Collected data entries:
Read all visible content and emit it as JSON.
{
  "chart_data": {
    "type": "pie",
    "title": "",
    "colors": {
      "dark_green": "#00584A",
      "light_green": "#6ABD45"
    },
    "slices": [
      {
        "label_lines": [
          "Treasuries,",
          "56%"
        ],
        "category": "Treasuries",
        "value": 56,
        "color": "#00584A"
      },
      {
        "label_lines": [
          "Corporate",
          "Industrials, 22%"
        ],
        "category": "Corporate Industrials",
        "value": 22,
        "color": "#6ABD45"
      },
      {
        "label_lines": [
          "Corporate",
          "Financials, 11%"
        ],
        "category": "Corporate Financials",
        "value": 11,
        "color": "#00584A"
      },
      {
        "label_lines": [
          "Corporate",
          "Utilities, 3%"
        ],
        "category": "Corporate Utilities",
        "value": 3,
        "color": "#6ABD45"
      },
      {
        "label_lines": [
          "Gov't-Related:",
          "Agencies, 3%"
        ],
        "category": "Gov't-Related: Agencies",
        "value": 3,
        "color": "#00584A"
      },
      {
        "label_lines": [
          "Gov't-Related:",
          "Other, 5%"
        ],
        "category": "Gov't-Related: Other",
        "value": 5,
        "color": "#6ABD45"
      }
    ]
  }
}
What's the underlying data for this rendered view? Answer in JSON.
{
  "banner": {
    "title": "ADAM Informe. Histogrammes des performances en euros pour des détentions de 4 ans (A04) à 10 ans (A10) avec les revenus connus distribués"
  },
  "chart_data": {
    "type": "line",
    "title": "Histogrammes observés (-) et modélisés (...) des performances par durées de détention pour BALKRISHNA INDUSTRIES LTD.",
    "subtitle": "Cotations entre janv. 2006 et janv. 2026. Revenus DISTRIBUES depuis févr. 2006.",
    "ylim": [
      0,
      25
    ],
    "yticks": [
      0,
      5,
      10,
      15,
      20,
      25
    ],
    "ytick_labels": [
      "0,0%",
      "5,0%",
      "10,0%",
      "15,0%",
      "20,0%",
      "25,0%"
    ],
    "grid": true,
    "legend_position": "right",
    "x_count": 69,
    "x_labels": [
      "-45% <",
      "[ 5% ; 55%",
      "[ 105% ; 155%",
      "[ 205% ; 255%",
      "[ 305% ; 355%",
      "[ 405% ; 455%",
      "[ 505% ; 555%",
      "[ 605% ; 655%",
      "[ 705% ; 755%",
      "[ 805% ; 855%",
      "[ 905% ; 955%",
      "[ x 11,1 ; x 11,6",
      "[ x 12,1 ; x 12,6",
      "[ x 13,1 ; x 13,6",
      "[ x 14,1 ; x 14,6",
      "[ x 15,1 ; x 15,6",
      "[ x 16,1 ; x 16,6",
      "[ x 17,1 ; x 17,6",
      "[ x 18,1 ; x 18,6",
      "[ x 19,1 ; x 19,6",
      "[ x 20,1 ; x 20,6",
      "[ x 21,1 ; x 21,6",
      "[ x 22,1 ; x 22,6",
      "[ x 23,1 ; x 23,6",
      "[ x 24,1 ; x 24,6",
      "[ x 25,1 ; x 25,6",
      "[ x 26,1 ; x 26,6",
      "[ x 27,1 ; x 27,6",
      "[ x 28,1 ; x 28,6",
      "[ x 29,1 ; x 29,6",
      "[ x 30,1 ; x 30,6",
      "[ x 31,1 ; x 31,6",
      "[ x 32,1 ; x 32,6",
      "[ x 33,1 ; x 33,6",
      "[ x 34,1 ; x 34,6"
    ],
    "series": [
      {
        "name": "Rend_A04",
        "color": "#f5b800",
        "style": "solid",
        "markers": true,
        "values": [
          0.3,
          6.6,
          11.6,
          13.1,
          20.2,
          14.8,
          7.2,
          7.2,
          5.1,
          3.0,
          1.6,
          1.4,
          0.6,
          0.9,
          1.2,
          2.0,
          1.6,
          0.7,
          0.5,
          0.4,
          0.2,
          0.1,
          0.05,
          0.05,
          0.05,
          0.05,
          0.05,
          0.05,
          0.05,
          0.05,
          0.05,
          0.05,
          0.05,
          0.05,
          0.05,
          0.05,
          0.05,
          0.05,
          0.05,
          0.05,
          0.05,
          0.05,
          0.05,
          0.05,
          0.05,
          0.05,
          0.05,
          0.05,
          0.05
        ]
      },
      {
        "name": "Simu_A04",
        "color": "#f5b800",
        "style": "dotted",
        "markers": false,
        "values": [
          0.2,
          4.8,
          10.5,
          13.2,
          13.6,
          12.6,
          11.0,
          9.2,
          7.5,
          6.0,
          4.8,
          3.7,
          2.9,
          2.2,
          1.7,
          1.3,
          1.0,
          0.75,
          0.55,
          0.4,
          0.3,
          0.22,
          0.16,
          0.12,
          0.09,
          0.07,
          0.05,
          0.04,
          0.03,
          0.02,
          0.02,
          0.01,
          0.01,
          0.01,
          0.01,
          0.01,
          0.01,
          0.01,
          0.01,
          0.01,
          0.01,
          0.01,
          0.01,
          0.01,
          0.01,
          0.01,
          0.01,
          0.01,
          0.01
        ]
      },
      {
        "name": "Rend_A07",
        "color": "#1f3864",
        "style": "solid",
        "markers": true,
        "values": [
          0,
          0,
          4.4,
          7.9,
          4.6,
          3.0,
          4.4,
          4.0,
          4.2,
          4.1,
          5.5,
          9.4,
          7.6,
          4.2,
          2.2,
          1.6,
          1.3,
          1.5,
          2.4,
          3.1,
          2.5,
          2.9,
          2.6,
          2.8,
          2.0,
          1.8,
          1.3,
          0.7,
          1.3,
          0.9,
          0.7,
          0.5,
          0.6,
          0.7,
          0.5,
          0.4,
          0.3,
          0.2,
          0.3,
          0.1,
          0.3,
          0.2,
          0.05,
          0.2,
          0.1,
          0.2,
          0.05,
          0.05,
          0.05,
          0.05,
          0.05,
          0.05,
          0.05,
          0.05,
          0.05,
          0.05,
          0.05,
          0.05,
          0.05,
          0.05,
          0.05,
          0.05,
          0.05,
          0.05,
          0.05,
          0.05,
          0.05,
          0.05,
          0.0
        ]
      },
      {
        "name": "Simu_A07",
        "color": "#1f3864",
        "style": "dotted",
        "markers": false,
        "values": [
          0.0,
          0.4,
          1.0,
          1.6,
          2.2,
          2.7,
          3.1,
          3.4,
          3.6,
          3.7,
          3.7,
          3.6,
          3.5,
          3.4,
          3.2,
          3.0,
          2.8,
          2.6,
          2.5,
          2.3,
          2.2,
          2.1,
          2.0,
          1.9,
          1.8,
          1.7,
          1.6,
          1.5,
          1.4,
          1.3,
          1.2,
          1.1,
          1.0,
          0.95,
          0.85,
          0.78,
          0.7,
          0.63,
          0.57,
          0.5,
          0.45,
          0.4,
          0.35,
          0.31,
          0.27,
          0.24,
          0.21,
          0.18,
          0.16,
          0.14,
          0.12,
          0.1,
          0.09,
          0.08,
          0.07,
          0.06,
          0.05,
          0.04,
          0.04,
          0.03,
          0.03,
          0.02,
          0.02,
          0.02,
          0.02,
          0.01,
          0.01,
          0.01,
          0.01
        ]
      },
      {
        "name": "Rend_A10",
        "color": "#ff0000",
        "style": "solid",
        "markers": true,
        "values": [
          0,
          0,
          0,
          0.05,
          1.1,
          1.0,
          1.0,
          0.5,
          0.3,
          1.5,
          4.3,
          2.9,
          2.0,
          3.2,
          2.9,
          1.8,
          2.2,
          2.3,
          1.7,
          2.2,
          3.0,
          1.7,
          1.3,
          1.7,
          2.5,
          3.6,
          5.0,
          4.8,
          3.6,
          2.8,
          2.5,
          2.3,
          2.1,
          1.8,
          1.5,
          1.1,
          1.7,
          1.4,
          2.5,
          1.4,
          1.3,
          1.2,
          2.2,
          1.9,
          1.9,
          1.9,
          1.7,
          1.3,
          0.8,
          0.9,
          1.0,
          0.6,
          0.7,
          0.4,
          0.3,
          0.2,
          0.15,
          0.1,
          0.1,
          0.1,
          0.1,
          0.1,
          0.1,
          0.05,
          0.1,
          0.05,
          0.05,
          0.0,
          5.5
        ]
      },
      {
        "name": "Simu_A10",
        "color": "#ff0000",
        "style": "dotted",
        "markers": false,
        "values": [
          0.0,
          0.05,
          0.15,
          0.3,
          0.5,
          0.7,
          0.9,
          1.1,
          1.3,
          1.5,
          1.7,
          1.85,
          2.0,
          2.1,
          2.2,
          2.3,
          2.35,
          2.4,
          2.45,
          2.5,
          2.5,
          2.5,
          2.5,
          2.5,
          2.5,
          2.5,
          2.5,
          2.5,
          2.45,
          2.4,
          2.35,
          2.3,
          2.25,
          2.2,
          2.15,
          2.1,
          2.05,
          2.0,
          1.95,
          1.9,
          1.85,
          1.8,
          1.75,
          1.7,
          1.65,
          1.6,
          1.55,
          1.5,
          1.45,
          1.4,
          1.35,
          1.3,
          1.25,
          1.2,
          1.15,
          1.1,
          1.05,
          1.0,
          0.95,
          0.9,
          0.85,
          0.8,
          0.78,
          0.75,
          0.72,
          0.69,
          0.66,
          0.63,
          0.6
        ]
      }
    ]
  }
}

■ What to work on ■
Search the entries for the word "category" and gather every line where it appears.

■ Exercise solution ■
        "category": "Treasuries",
        "category": "Corporate Industrials",
        "category": "Corporate Financials",
        "category": "Corporate Utilities",
        "category": "Gov't-Related: Agencies",
        "category": "Gov't-Related: Other",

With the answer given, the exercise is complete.